**Task to complete**
Extract each line containing the string "Adjacent".

Stored data:
* * * * * * * * *
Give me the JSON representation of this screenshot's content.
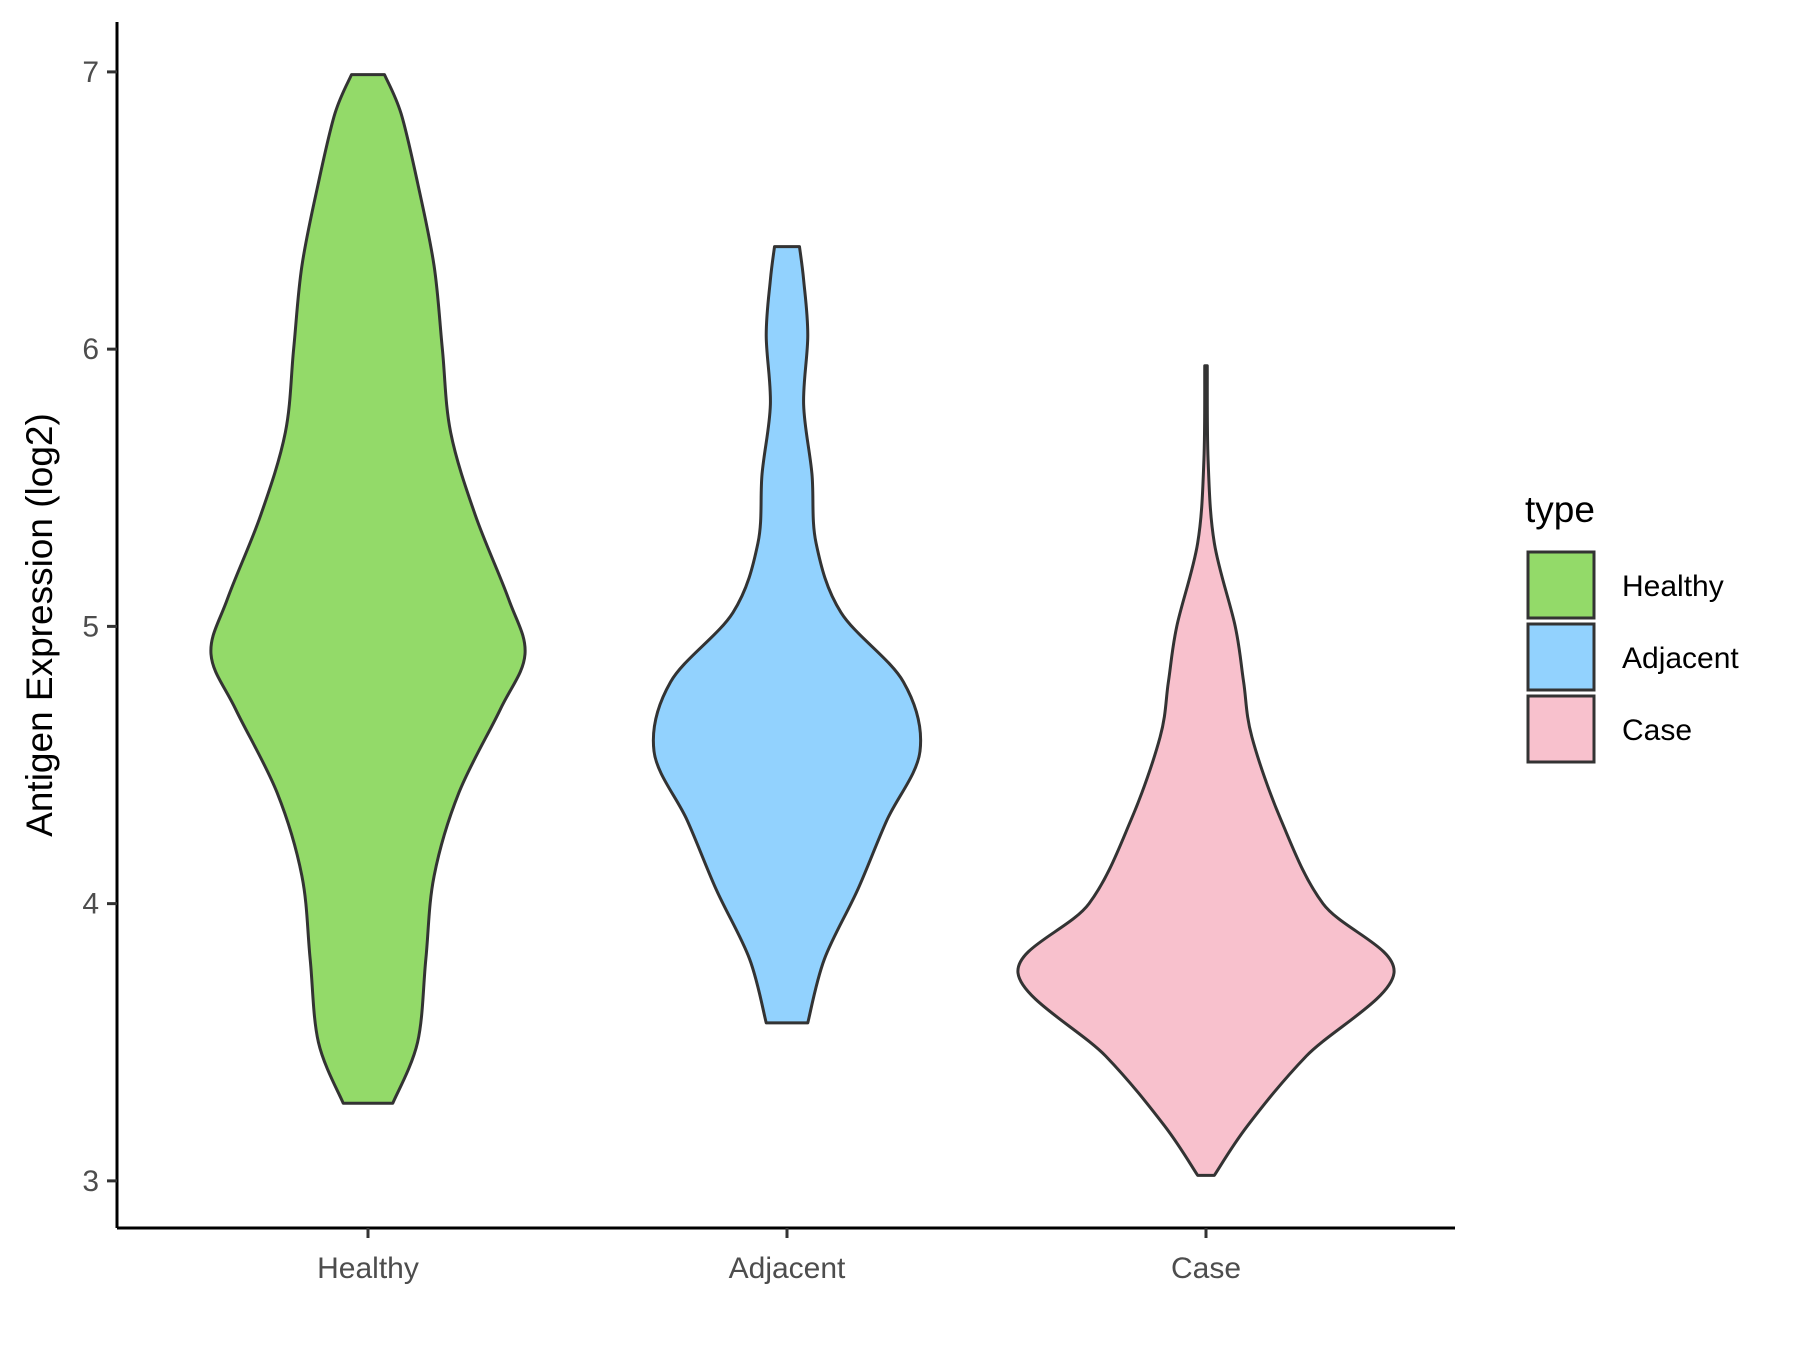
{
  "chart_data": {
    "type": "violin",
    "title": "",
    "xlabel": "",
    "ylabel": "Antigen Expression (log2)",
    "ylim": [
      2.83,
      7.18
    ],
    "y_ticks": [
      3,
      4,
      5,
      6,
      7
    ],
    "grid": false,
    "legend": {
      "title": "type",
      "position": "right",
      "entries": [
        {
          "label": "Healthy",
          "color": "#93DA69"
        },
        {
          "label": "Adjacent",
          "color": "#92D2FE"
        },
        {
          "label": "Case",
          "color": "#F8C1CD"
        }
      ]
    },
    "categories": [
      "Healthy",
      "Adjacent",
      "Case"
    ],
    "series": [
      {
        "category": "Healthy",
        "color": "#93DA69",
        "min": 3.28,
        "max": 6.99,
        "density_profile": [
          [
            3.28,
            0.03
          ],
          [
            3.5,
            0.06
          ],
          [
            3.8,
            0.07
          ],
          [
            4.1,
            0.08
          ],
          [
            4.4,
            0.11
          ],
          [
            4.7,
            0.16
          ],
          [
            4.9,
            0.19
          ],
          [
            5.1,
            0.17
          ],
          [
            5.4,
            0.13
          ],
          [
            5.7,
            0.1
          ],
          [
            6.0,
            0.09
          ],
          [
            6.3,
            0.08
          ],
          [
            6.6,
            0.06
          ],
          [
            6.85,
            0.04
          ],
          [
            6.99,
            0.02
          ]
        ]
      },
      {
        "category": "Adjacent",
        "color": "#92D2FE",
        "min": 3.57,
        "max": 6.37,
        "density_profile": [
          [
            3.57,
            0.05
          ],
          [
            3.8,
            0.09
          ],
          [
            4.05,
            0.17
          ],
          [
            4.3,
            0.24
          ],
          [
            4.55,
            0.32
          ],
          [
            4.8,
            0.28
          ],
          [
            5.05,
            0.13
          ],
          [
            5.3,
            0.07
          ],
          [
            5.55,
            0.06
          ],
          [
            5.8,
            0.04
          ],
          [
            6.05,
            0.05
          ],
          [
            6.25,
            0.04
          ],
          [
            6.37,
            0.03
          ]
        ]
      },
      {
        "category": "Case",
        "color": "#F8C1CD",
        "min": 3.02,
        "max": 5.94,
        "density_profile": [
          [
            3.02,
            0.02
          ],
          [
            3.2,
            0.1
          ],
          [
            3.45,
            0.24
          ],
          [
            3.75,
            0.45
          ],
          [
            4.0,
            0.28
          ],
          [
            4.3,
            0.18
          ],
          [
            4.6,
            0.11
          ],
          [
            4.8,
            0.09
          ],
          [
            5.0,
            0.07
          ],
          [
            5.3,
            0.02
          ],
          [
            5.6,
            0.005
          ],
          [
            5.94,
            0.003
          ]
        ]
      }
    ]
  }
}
* * * * * * * * *
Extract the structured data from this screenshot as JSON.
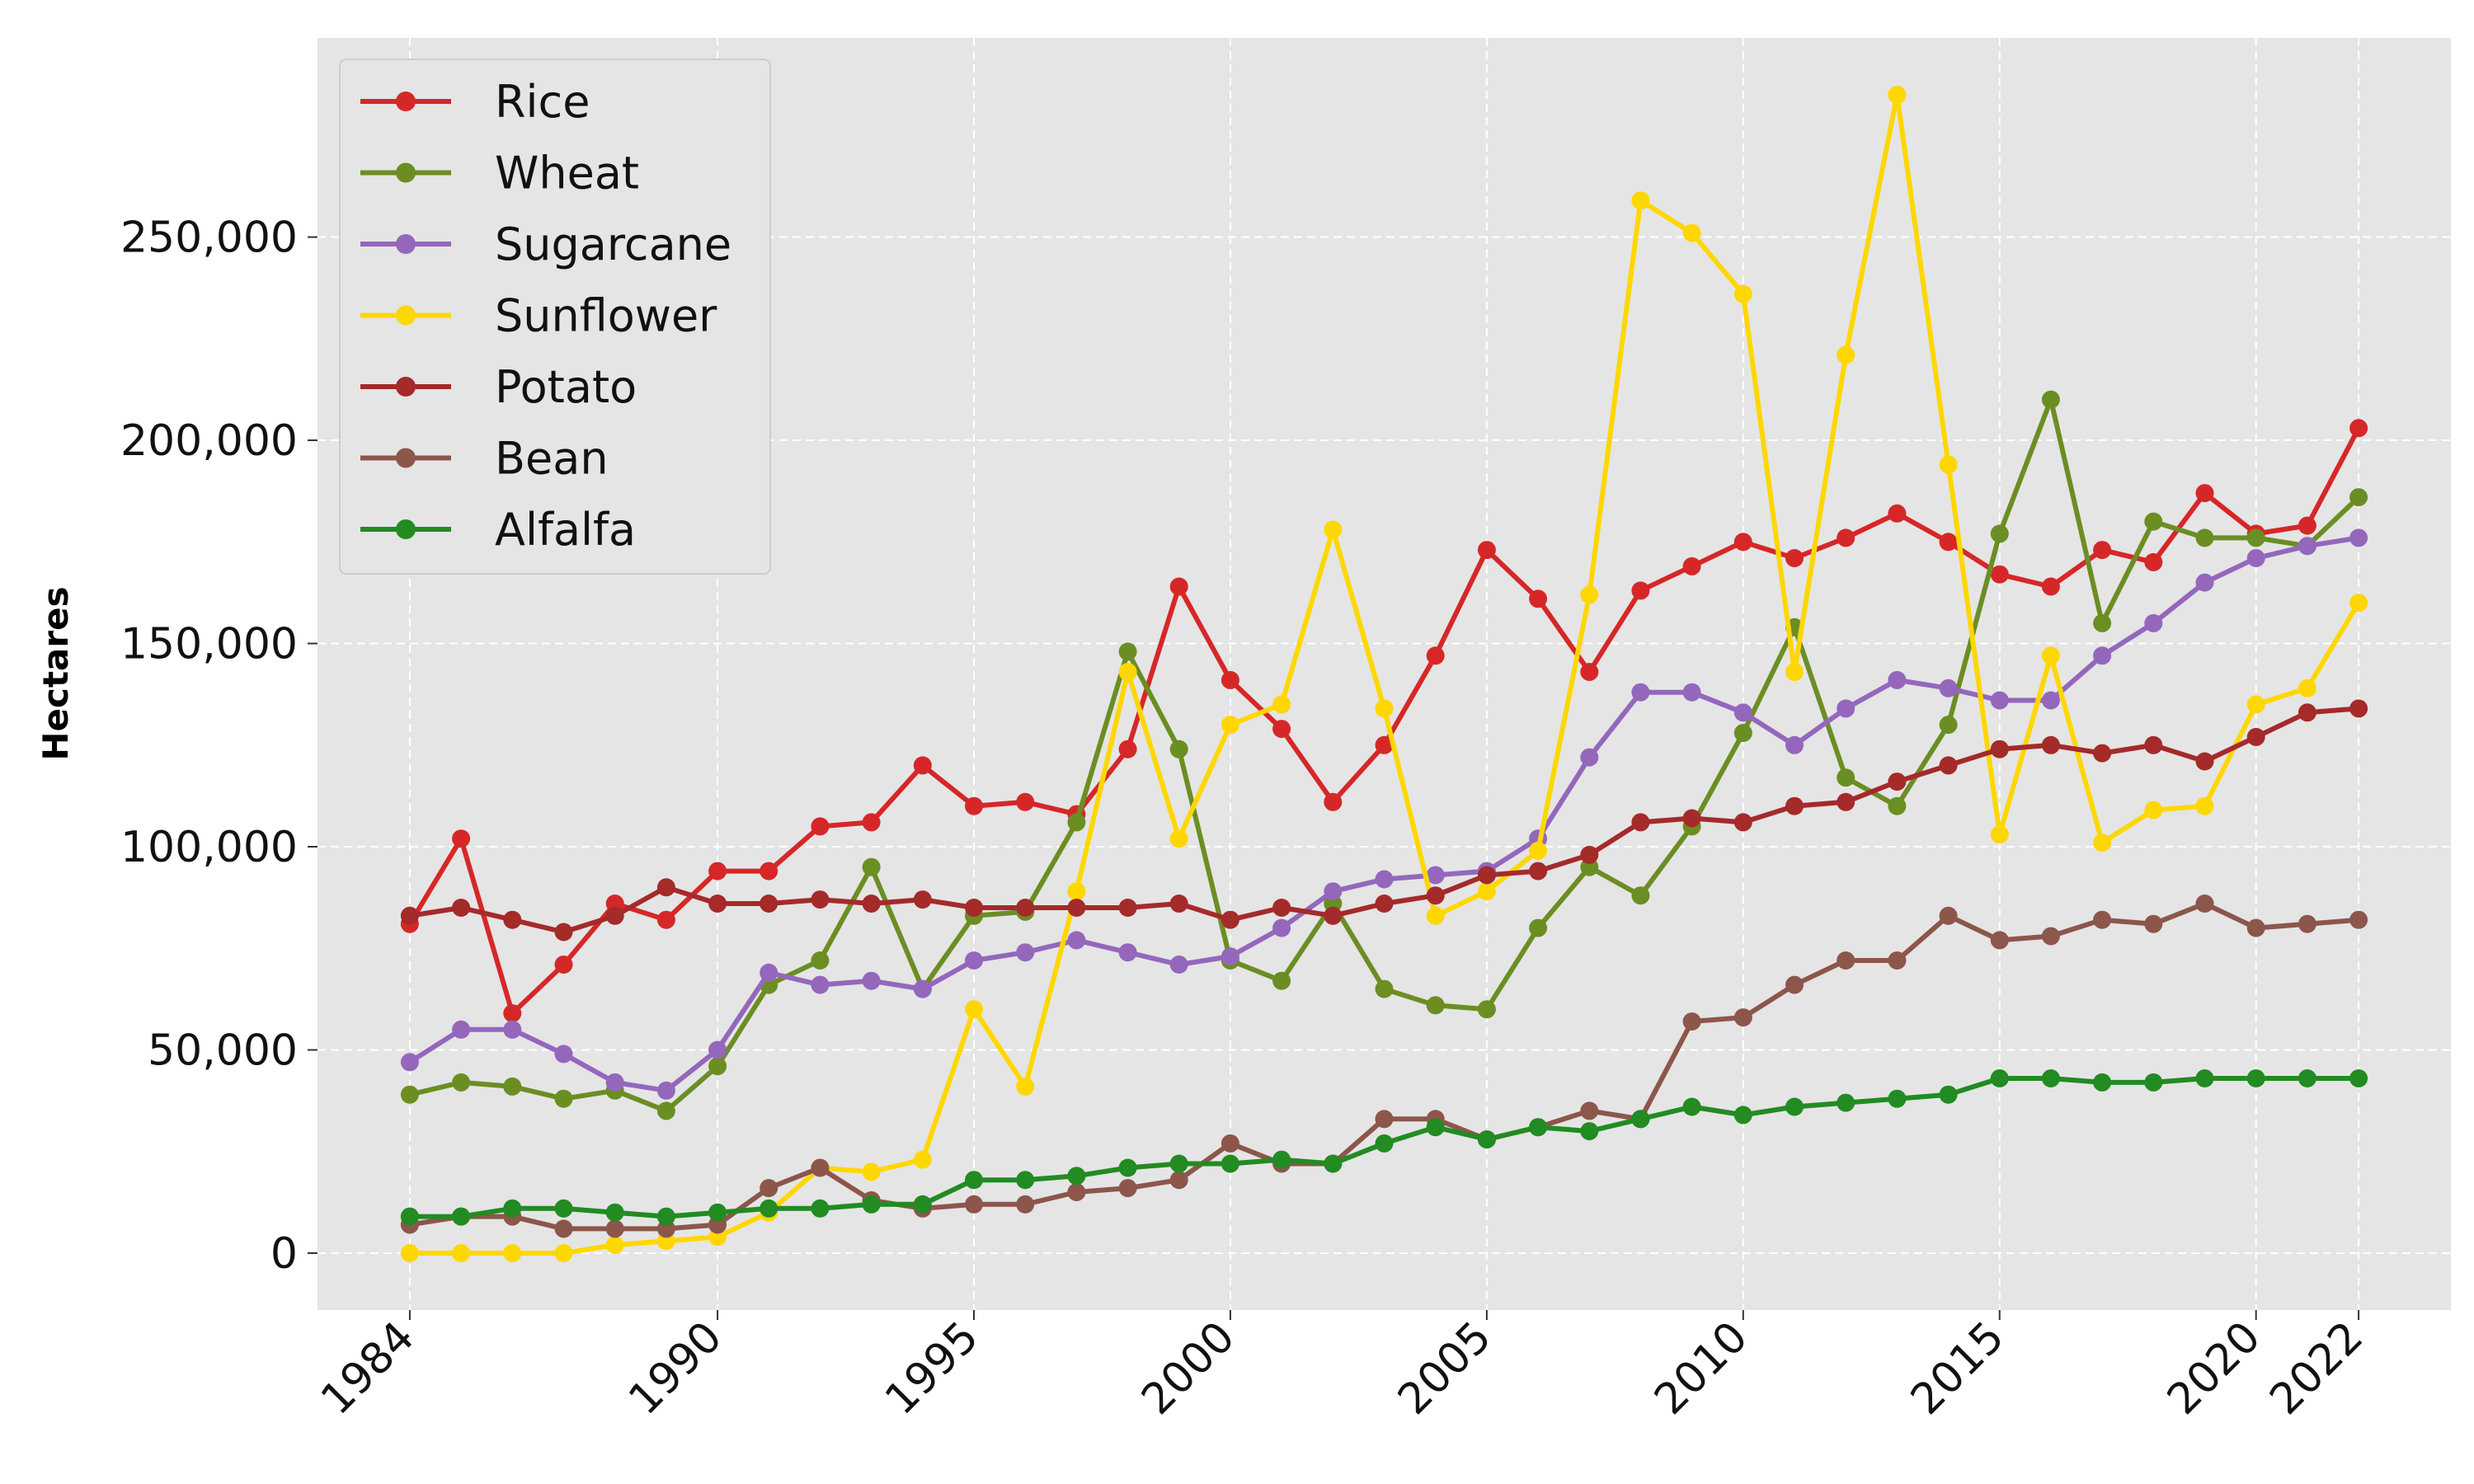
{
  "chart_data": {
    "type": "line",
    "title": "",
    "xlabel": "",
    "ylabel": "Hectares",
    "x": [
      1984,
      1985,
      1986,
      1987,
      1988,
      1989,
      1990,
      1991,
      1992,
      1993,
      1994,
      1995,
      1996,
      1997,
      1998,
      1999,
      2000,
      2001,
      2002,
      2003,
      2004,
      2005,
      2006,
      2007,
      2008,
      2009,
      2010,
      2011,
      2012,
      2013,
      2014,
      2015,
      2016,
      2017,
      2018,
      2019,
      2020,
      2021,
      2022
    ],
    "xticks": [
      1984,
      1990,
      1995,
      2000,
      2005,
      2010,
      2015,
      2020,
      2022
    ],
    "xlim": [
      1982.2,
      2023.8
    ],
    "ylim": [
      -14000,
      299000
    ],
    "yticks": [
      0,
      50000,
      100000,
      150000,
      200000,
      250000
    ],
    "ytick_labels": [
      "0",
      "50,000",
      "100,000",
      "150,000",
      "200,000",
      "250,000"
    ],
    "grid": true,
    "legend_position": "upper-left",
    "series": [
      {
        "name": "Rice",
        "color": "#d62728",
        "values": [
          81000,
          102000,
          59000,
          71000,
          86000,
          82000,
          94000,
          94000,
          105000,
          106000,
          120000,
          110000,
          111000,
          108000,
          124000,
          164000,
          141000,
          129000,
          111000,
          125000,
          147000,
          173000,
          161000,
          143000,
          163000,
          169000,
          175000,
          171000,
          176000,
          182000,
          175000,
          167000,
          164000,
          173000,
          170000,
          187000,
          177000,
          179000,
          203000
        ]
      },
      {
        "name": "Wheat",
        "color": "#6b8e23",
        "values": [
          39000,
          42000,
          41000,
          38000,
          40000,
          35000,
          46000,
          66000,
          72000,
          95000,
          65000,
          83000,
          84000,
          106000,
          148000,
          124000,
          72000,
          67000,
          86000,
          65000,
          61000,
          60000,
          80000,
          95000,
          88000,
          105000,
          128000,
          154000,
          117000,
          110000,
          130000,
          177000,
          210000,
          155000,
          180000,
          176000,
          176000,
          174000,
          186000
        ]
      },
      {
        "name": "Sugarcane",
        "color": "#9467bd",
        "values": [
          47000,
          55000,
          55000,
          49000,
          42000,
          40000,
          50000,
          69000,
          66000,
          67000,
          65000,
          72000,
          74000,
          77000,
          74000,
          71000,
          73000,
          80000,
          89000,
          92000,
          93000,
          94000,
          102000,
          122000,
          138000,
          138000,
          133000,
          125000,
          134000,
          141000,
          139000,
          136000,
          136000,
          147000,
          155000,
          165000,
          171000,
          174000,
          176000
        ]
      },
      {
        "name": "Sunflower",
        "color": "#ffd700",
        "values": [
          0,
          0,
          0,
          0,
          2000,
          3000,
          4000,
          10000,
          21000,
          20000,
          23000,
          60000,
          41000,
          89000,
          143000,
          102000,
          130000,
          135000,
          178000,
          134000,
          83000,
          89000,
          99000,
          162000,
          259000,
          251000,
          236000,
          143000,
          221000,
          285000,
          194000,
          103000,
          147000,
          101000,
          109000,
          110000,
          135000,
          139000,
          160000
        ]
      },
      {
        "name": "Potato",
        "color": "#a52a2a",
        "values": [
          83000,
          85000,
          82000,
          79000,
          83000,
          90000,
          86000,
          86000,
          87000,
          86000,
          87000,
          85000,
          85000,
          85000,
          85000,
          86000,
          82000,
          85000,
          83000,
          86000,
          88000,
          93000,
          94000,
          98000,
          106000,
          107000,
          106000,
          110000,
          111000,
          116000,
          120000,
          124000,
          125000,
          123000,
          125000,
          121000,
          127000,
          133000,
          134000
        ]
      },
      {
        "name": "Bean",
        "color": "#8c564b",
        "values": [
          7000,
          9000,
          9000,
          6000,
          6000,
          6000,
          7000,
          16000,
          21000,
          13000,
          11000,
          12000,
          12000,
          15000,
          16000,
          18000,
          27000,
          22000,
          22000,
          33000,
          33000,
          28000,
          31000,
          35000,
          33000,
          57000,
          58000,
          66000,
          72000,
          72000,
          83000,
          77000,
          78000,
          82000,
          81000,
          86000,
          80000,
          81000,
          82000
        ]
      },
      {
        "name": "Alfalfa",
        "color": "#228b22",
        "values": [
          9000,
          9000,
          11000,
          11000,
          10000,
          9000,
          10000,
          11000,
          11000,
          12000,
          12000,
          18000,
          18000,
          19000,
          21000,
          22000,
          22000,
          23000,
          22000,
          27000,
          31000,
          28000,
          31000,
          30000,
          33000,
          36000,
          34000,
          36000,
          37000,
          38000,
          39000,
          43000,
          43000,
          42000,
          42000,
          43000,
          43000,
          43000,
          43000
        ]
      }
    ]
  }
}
* * * * * * * * *
**Result**
          "label": "Adjacent",
      "Adjacent",
        "category": "Adjacent",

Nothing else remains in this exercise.